PROBLEM.
Pull every line of the entries that has the word "Market".

Extracts from a graphics dataset

--- --- ---

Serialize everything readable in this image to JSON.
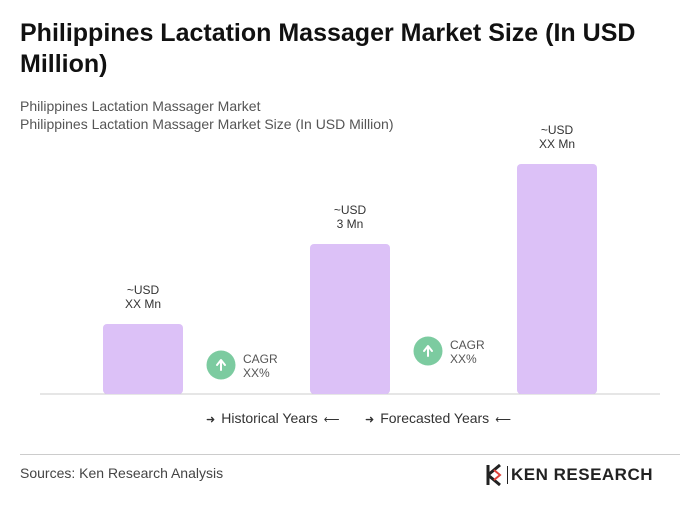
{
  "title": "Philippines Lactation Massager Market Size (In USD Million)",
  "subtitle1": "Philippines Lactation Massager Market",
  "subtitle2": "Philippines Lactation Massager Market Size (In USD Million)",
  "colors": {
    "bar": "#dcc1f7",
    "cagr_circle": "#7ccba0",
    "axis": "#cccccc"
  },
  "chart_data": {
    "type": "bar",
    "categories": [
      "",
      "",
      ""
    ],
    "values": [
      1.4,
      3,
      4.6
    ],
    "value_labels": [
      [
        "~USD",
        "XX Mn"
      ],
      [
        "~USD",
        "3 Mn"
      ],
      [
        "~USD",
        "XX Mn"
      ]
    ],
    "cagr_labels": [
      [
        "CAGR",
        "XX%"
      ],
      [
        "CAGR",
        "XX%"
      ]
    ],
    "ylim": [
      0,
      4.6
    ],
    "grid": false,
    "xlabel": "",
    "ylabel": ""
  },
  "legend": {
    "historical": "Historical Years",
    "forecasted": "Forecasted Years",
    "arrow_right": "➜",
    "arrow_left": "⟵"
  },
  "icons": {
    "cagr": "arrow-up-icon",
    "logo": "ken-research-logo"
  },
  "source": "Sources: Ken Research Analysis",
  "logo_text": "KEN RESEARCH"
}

--- --- ---

EXERCISE ANSWER.
  "title": "Philippines Lactation Massager Market Size (In USD Million)",
  "subtitle1": "Philippines Lactation Massager Market",
  "subtitle2": "Philippines Lactation Massager Market Size (In USD Million)",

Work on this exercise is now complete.